**Brief**
Return a copy of each line that holds the string "Model".

**Records supplied**
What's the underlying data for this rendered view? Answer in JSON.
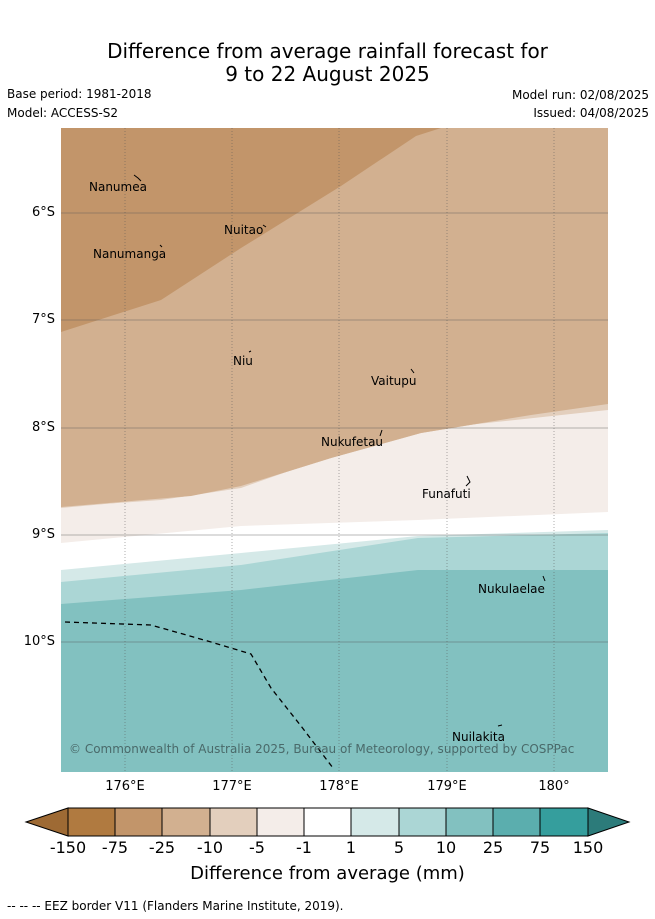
{
  "title_line1": "Difference from average rainfall forecast for",
  "title_line2": "9 to 22 August 2025",
  "base_period": "Base period: 1981-2018",
  "model": "Model: ACCESS-S2",
  "model_run": "Model run: 02/08/2025",
  "issued": "Issued: 04/08/2025",
  "copyright": "© Commonwealth of Australia 2025, Bureau of Meteorology, supported by COSPPac",
  "y_ticks": [
    "6°S",
    "7°S",
    "8°S",
    "9°S",
    "10°S"
  ],
  "x_ticks": [
    "176°E",
    "177°E",
    "178°E",
    "179°E",
    "180°"
  ],
  "islands": [
    "Nanumea",
    "Nuitao",
    "Nanumanga",
    "Niu",
    "Vaitupu",
    "Nukufetau",
    "Funafuti",
    "Nukulaelae",
    "Nuilakita"
  ],
  "colorbar": {
    "ticks": [
      "-150",
      "-75",
      "-25",
      "-10",
      "-5",
      "-1",
      "1",
      "5",
      "10",
      "25",
      "75",
      "150"
    ],
    "colors": [
      "#9e6a34",
      "#b07a40",
      "#c2956a",
      "#d2b090",
      "#e3cfbd",
      "#f4ede9",
      "#ffffff",
      "#d5e9e8",
      "#abd6d5",
      "#82c1c0",
      "#5baeae",
      "#359e9d",
      "#2c7b7a"
    ],
    "label": "Difference from average (mm)"
  },
  "footer": "--  --  -- EEZ border V11 (Flanders Marine Institute, 2019)."
}
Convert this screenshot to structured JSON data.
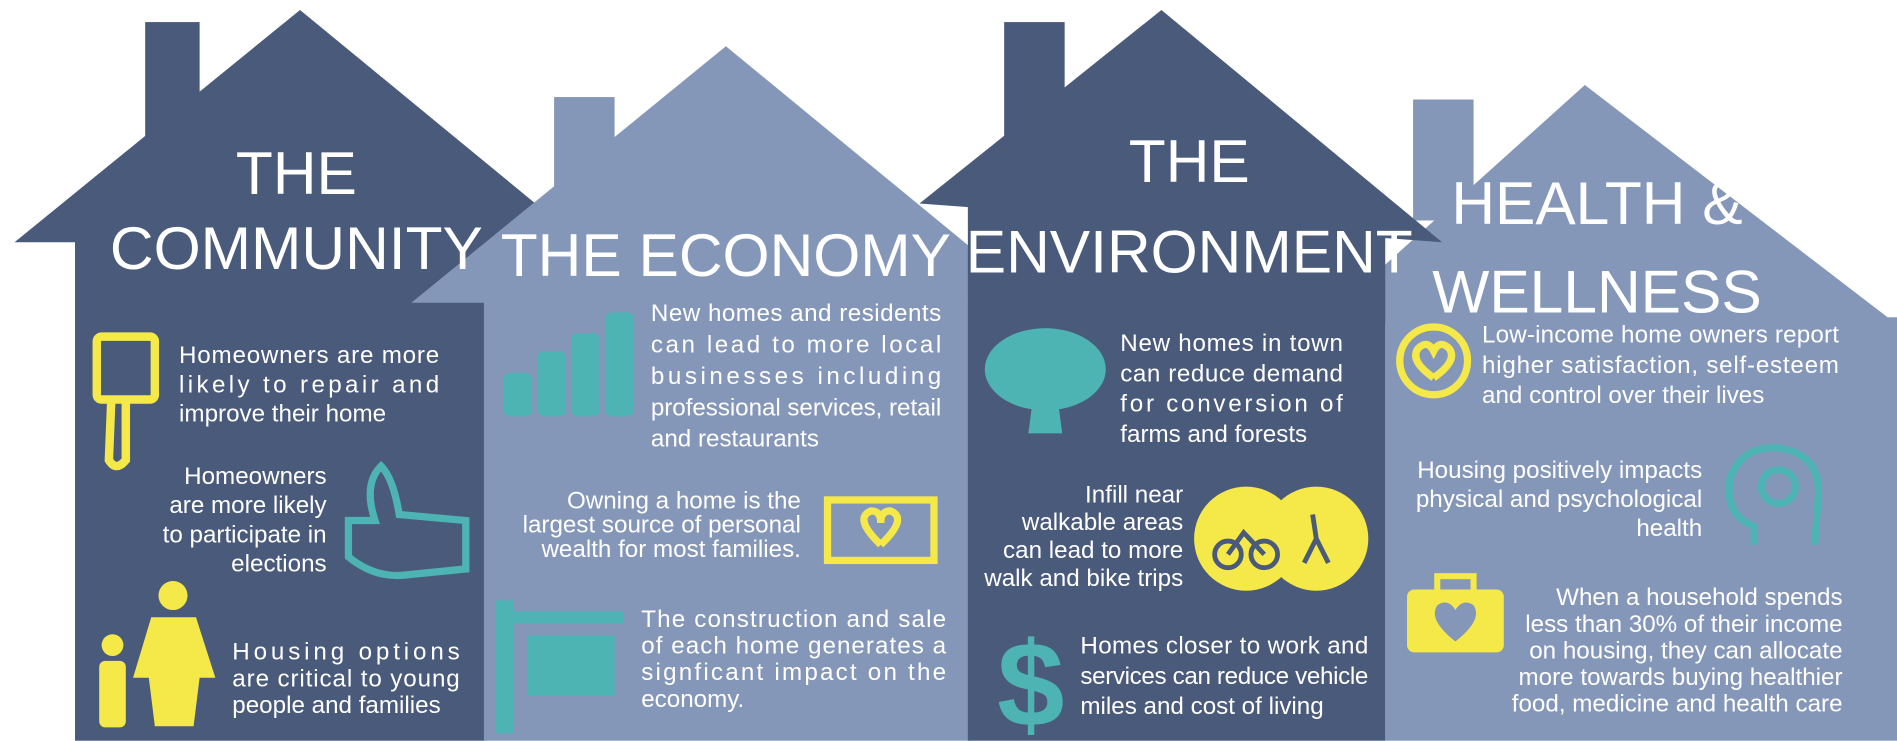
{
  "houses": [
    {
      "title": [
        "THE",
        "COMMUNITY"
      ],
      "items": [
        [
          "Homeowners are more",
          "likely to repair and",
          "improve their home"
        ],
        [
          "Homeowners",
          "are more likely",
          "to participate in",
          "elections"
        ],
        [
          "Housing options",
          "are critical to young",
          "people and families"
        ]
      ]
    },
    {
      "title": [
        "THE ECONOMY"
      ],
      "items": [
        [
          "New homes and residents",
          "can lead to more local",
          "businesses including",
          "professional services, retail",
          "and restaurants"
        ],
        [
          "Owning a home is the",
          "largest source of personal",
          "wealth for most families."
        ],
        [
          "The construction and sale",
          "of each home generates a",
          "signficant impact on the",
          "economy."
        ]
      ]
    },
    {
      "title": [
        "THE",
        "ENVIRONMENT"
      ],
      "items": [
        [
          "New homes in town",
          "can reduce demand",
          "for conversion of",
          "farms and forests"
        ],
        [
          "Infill near",
          "walkable areas",
          "can lead to more",
          "walk and bike trips"
        ],
        [
          "Homes closer to work and",
          "services can reduce vehicle",
          "miles and cost of living"
        ]
      ]
    },
    {
      "title": [
        "HEALTH &",
        "WELLNESS"
      ],
      "items": [
        [
          "Low-income home owners report",
          "higher satisfaction, self-esteem",
          "and control over their lives"
        ],
        [
          "Housing positively impacts",
          "physical and psychological",
          "health"
        ],
        [
          "When a household spends",
          "less than 30% of their income",
          "on housing, they can allocate",
          "more towards buying healthier",
          "food, medicine and health care"
        ]
      ]
    }
  ]
}
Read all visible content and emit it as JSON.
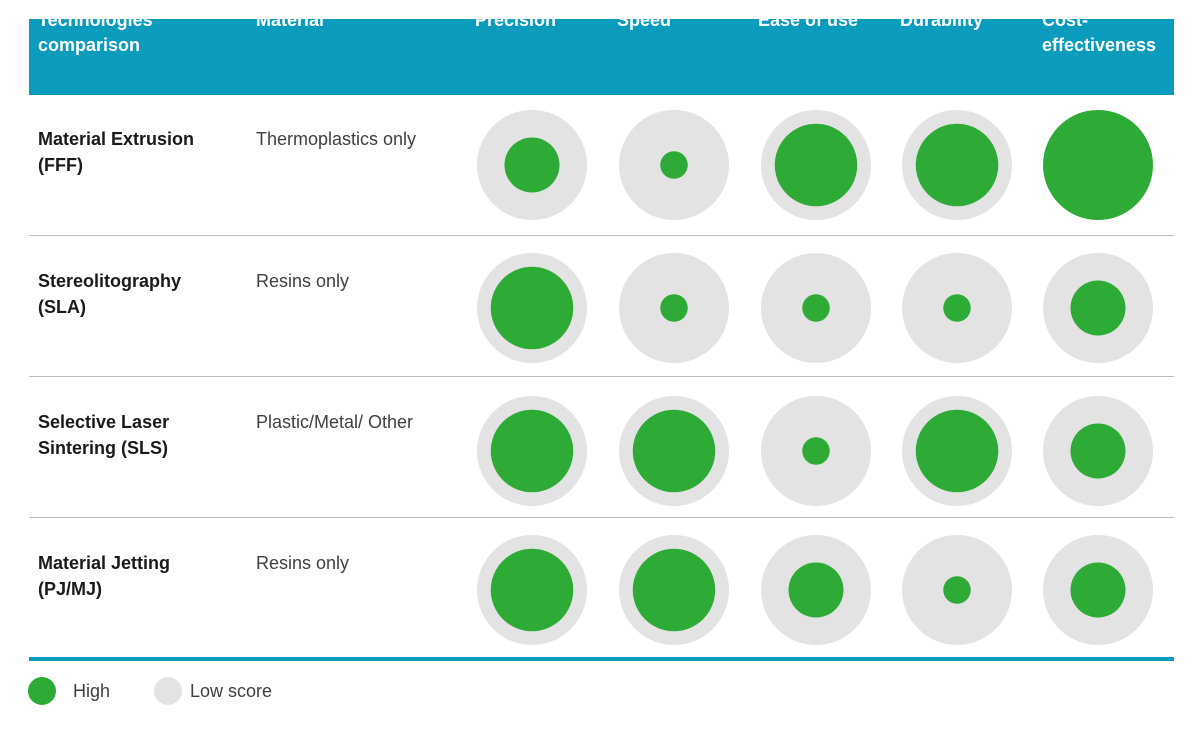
{
  "chart_data": {
    "type": "table",
    "title": "",
    "columns": [
      "Technologies\ncomparison",
      "Material",
      "Precision",
      "Speed",
      "Ease of use",
      "Durability",
      "Cost-\neffectiveness"
    ],
    "metrics": [
      "Precision",
      "Speed",
      "Ease of use",
      "Durability",
      "Cost-effectiveness"
    ],
    "rows": [
      {
        "technology": "Material Extrusion\n(FFF)",
        "material": "Thermoplastics only",
        "scores": [
          0.5,
          0.25,
          0.75,
          0.75,
          1.0
        ]
      },
      {
        "technology": "Stereolitography\n(SLA)",
        "material": "Resins only",
        "scores": [
          0.75,
          0.25,
          0.25,
          0.25,
          0.5
        ]
      },
      {
        "technology": "Selective Laser\nSintering (SLS)",
        "material": "Plastic/Metal/ Other",
        "scores": [
          0.75,
          0.75,
          0.25,
          0.75,
          0.5
        ]
      },
      {
        "technology": "Material Jetting\n(PJ/MJ)",
        "material": "Resins only",
        "scores": [
          0.75,
          0.75,
          0.5,
          0.25,
          0.5
        ]
      }
    ],
    "legend": [
      {
        "label": "High",
        "color": "#2eaa36"
      },
      {
        "label": "Low score",
        "color": "#e3e3e3"
      }
    ],
    "colors": {
      "header": "#0a9bbd",
      "high": "#2eaa36",
      "low": "#e3e3e3"
    }
  }
}
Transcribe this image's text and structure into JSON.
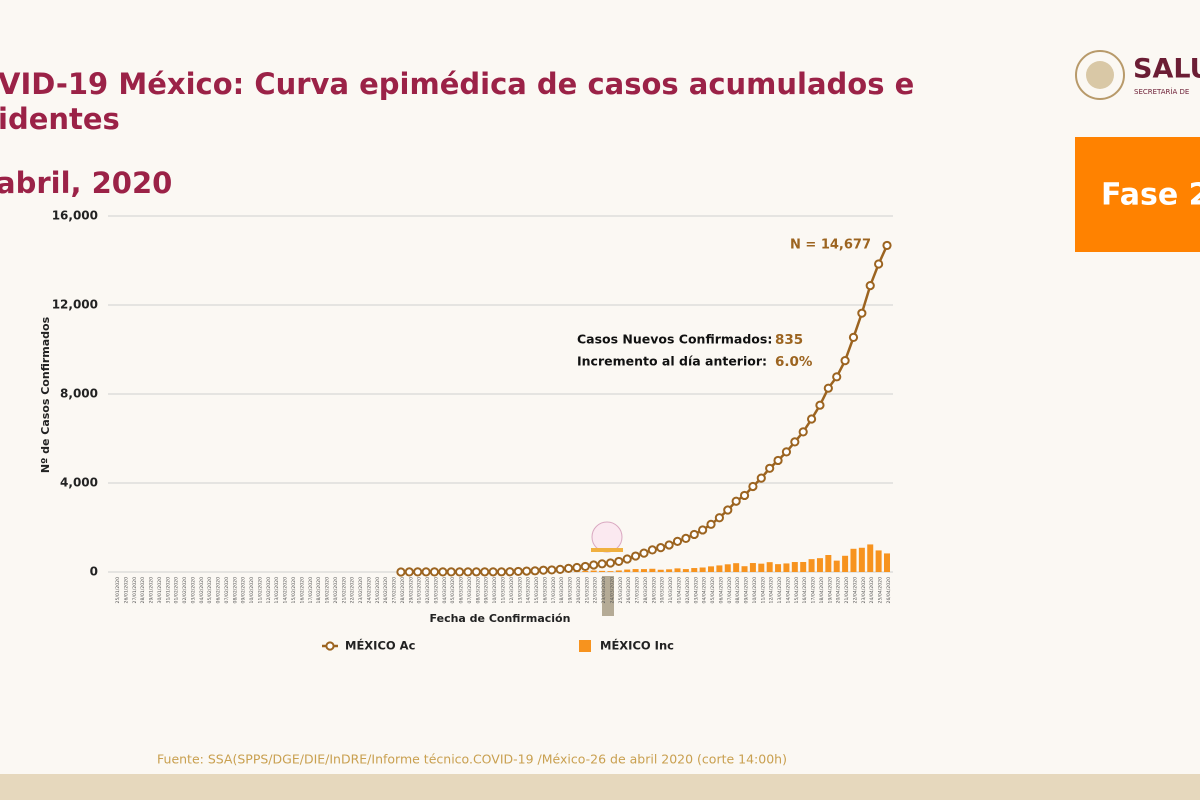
{
  "slide": {
    "title_line1": "VID-19 México: Curva epimédica de casos acumulados e",
    "title_line2": "identes",
    "date": "abril, 2020",
    "logo_text": "SALU",
    "logo_sub": "SECRETARÍA DE",
    "phase": "Fase 2",
    "source": "Fuente: SSA(SPPS/DGE/DIE/InDRE/Informe técnico.COVID-19 /México-26 de abril 2020 (corte 14:00h)"
  },
  "chart_data": {
    "type": "line",
    "y_label": "Nº de Casos Confirmados",
    "x_label": "Fecha de Confirmación",
    "ylim": [
      0,
      16000
    ],
    "yticks": [
      0,
      {
        "value": 4000,
        "label": "4,000"
      },
      {
        "value": 8000,
        "label": "8,000"
      },
      {
        "value": 12000,
        "label": "12,000"
      },
      {
        "value": 16000,
        "label": "16,000"
      }
    ],
    "grid": true,
    "annotations": {
      "total": "N = 14,677",
      "new_label": "Casos Nuevos Confirmados:",
      "new_value": "835",
      "inc_label": "Incremento al día anterior:",
      "inc_value": "6.0%"
    },
    "categories": [
      "25/01/2020",
      "26/01/2020",
      "27/01/2020",
      "28/01/2020",
      "29/01/2020",
      "30/01/2020",
      "31/01/2020",
      "01/02/2020",
      "02/02/2020",
      "03/02/2020",
      "04/02/2020",
      "05/02/2020",
      "06/02/2020",
      "07/02/2020",
      "08/02/2020",
      "09/02/2020",
      "10/02/2020",
      "11/02/2020",
      "12/02/2020",
      "13/02/2020",
      "14/02/2020",
      "15/02/2020",
      "16/02/2020",
      "17/02/2020",
      "18/02/2020",
      "19/02/2020",
      "20/02/2020",
      "21/02/2020",
      "22/02/2020",
      "23/02/2020",
      "24/02/2020",
      "25/02/2020",
      "26/02/2020",
      "27/02/2020",
      "28/02/2020",
      "29/02/2020",
      "01/03/2020",
      "02/03/2020",
      "03/03/2020",
      "04/03/2020",
      "05/03/2020",
      "06/03/2020",
      "07/03/2020",
      "08/03/2020",
      "09/03/2020",
      "10/03/2020",
      "11/03/2020",
      "12/03/2020",
      "13/03/2020",
      "14/03/2020",
      "15/03/2020",
      "16/03/2020",
      "17/03/2020",
      "18/03/2020",
      "19/03/2020",
      "20/03/2020",
      "21/03/2020",
      "22/03/2020",
      "23/03/2020",
      "24/03/2020",
      "25/03/2020",
      "26/03/2020",
      "27/03/2020",
      "28/03/2020",
      "29/03/2020",
      "30/03/2020",
      "31/03/2020",
      "01/04/2020",
      "02/04/2020",
      "03/04/2020",
      "04/04/2020",
      "05/04/2020",
      "06/04/2020",
      "07/04/2020",
      "08/04/2020",
      "09/04/2020",
      "10/04/2020",
      "11/04/2020",
      "12/04/2020",
      "13/04/2020",
      "14/04/2020",
      "15/04/2020",
      "16/04/2020",
      "17/04/2020",
      "18/04/2020",
      "19/04/2020",
      "20/04/2020",
      "21/04/2020",
      "22/04/2020",
      "23/04/2020",
      "24/04/2020",
      "25/04/2020",
      "26/04/2020"
    ],
    "series": [
      {
        "name": "MÉXICO Inc",
        "type": "bar",
        "color": "#f7931e",
        "values": [
          null,
          null,
          null,
          null,
          null,
          null,
          null,
          null,
          null,
          null,
          null,
          null,
          null,
          null,
          null,
          null,
          null,
          null,
          null,
          null,
          null,
          null,
          null,
          null,
          null,
          null,
          null,
          null,
          null,
          null,
          null,
          null,
          null,
          null,
          1,
          3,
          1,
          0,
          0,
          0,
          0,
          1,
          0,
          1,
          0,
          0,
          1,
          4,
          14,
          15,
          12,
          29,
          11,
          25,
          46,
          39,
          48,
          65,
          51,
          38,
          70,
          110,
          132,
          131,
          145,
          101,
          121,
          163,
          132,
          178,
          202,
          253,
          296,
          346,
          396,
          260,
          403,
          375,
          442,
          353,
          385,
          448,
          450,
          578,
          622,
          764,
          511,
          729,
          1043,
          1089,
          1239,
          970,
          835
        ]
      },
      {
        "name": "MÉXICO Ac",
        "type": "line",
        "color": "#9c6420",
        "values": [
          null,
          null,
          null,
          null,
          null,
          null,
          null,
          null,
          null,
          null,
          null,
          null,
          null,
          null,
          null,
          null,
          null,
          null,
          null,
          null,
          null,
          null,
          null,
          null,
          null,
          null,
          null,
          null,
          null,
          null,
          null,
          null,
          null,
          null,
          1,
          4,
          5,
          5,
          5,
          5,
          5,
          6,
          6,
          7,
          7,
          7,
          8,
          12,
          26,
          41,
          53,
          82,
          93,
          118,
          164,
          203,
          251,
          316,
          367,
          405,
          475,
          585,
          717,
          848,
          993,
          1094,
          1215,
          1378,
          1510,
          1688,
          1890,
          2143,
          2439,
          2785,
          3181,
          3441,
          3844,
          4219,
          4661,
          5014,
          5399,
          5847,
          6297,
          6875,
          7497,
          8261,
          8772,
          9501,
          10544,
          11633,
          12872,
          13842,
          14677
        ]
      }
    ]
  }
}
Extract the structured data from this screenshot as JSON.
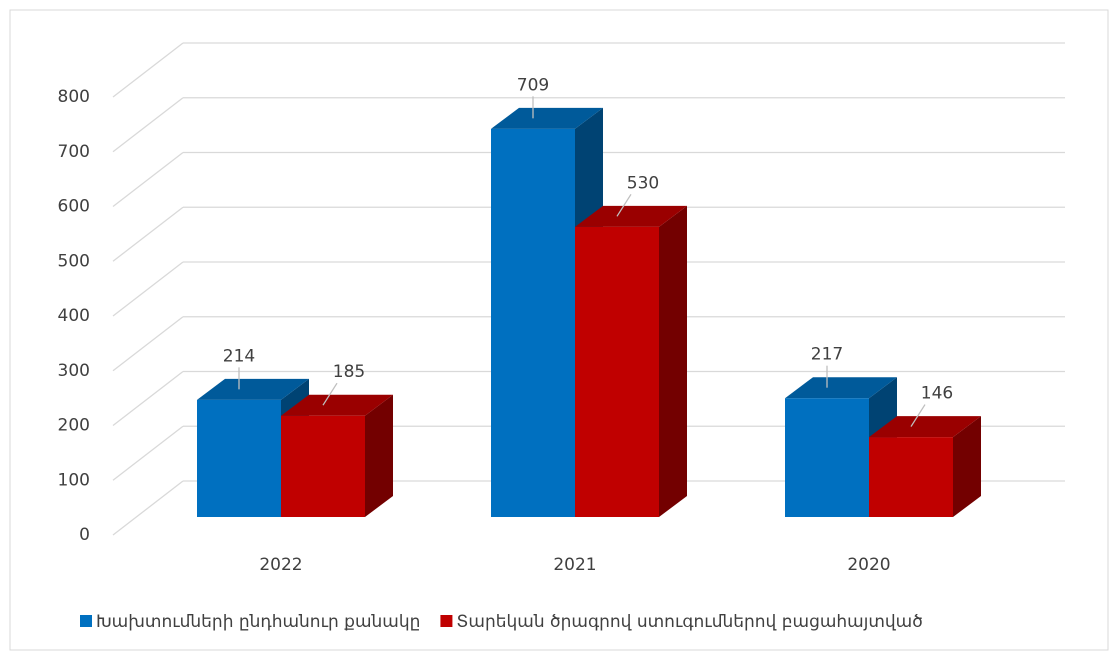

**Output below**
  "model": "Model: ACCESS-S2",
  "model_run": "Model run: 02/08/2025",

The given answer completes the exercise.